**What is expected**
Which lines in the records below contain the word "true"? Copy each one out.

(Records from a data source)
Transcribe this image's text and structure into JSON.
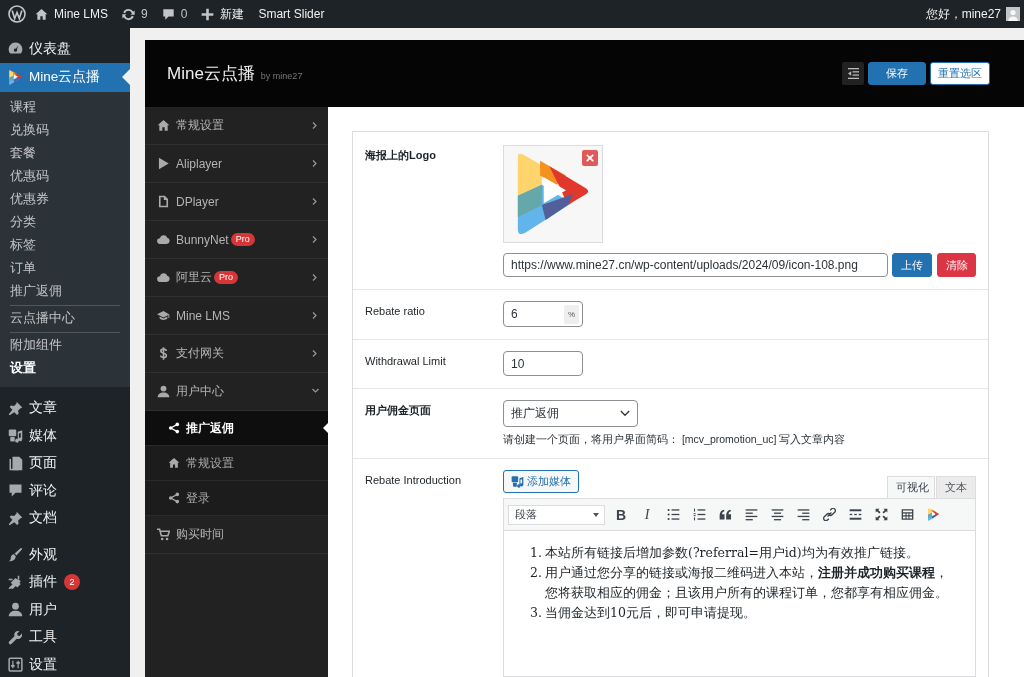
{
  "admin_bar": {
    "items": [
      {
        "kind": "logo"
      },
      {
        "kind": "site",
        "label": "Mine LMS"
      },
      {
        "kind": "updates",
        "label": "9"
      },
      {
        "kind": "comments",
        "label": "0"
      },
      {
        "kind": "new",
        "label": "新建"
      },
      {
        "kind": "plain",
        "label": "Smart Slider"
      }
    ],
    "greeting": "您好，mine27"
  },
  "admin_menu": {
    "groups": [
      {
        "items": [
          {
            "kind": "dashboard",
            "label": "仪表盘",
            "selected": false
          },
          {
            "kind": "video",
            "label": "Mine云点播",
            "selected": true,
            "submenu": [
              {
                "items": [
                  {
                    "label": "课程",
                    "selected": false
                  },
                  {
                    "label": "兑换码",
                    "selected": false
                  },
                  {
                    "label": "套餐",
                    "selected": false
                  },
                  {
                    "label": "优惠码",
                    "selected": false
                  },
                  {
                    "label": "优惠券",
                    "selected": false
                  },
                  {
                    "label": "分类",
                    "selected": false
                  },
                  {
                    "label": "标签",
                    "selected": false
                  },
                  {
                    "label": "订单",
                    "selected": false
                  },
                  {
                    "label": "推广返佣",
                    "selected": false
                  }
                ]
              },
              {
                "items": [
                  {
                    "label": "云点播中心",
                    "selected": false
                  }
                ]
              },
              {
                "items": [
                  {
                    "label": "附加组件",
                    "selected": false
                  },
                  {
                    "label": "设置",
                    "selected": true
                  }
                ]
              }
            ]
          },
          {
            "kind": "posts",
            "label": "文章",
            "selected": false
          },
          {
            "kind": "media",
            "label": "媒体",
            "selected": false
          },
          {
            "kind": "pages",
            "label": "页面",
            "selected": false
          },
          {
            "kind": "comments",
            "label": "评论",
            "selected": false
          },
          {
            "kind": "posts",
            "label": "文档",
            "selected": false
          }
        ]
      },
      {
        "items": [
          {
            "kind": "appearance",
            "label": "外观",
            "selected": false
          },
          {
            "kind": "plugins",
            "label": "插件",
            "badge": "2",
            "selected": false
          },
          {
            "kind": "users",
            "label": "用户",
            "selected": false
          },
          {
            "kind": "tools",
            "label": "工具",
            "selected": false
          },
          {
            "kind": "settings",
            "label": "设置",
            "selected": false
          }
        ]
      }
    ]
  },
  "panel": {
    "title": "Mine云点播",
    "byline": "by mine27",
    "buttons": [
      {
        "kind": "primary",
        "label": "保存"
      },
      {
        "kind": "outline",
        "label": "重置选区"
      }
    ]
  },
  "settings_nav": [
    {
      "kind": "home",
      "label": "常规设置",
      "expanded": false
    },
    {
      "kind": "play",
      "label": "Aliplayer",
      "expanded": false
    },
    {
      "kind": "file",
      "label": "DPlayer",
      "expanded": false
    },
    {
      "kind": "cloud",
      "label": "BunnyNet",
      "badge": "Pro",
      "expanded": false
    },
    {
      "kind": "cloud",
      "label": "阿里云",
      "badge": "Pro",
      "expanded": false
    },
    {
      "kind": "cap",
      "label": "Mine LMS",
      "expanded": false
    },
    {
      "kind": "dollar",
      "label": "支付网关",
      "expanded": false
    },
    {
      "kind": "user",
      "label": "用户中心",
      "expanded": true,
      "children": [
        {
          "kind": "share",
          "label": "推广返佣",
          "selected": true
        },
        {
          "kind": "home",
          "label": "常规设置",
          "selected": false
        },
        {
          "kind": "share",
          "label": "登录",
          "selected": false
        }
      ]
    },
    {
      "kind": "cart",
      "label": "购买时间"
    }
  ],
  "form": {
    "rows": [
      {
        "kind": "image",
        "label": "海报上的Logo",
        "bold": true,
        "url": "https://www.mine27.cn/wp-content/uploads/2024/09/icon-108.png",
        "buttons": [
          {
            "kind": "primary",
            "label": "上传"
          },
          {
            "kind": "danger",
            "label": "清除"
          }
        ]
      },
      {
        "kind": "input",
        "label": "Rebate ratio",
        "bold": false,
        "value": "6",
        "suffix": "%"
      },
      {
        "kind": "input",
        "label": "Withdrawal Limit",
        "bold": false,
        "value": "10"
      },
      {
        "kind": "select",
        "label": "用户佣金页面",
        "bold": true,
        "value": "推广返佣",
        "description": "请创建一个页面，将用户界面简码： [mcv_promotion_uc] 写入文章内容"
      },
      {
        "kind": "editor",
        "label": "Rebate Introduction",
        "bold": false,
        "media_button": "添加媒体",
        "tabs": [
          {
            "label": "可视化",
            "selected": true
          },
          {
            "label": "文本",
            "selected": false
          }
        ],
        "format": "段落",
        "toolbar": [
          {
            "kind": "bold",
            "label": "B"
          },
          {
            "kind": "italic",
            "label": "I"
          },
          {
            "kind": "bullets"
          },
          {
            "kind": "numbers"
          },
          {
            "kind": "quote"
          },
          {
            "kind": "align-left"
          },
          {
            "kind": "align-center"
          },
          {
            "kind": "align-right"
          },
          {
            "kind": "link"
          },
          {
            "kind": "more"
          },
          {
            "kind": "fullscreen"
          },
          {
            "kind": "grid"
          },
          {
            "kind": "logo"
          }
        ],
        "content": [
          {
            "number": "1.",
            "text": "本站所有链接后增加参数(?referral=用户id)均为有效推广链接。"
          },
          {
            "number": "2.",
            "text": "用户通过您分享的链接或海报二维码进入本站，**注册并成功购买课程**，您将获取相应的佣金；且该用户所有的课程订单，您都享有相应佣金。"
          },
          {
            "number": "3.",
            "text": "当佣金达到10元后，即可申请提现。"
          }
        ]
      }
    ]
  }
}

--

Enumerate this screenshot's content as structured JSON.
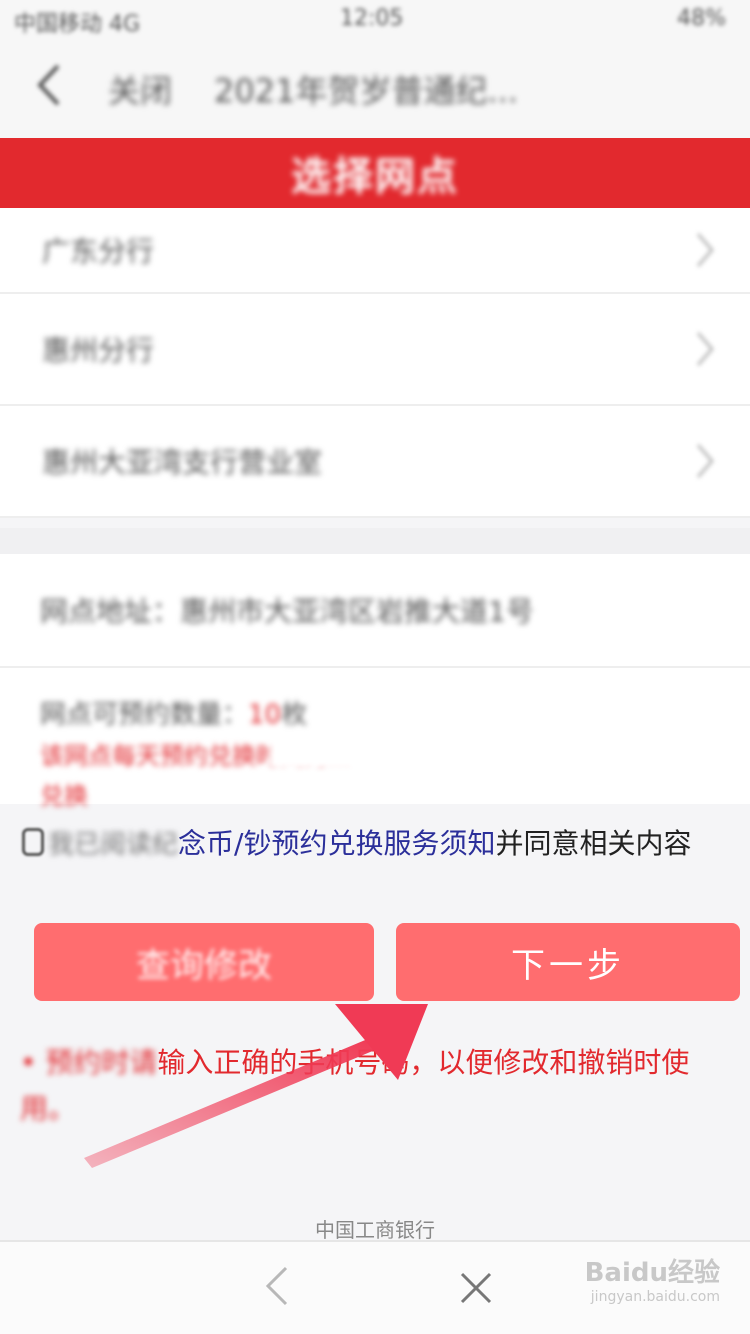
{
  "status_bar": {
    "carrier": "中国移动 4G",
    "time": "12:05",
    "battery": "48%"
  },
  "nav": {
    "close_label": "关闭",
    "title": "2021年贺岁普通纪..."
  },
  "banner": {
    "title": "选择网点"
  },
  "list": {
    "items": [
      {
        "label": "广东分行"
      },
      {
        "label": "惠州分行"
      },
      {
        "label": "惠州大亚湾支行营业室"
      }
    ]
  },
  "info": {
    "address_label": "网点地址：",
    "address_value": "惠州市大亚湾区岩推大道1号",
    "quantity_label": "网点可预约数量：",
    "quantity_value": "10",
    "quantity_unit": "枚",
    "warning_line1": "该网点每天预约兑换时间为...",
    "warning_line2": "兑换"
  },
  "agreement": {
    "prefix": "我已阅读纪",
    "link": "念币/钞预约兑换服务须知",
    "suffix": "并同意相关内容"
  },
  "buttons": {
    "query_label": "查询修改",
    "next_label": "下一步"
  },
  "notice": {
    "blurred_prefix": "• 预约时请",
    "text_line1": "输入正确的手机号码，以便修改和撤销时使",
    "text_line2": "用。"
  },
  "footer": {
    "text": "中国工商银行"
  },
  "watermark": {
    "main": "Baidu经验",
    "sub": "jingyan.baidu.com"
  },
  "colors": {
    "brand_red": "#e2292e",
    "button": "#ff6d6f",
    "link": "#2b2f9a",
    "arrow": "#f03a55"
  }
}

**The reply**
            "selected": true,
                    "selected": true
      "expanded": true,
          "selected": true
        "bold": true,
        "bold": true,
            "selected": true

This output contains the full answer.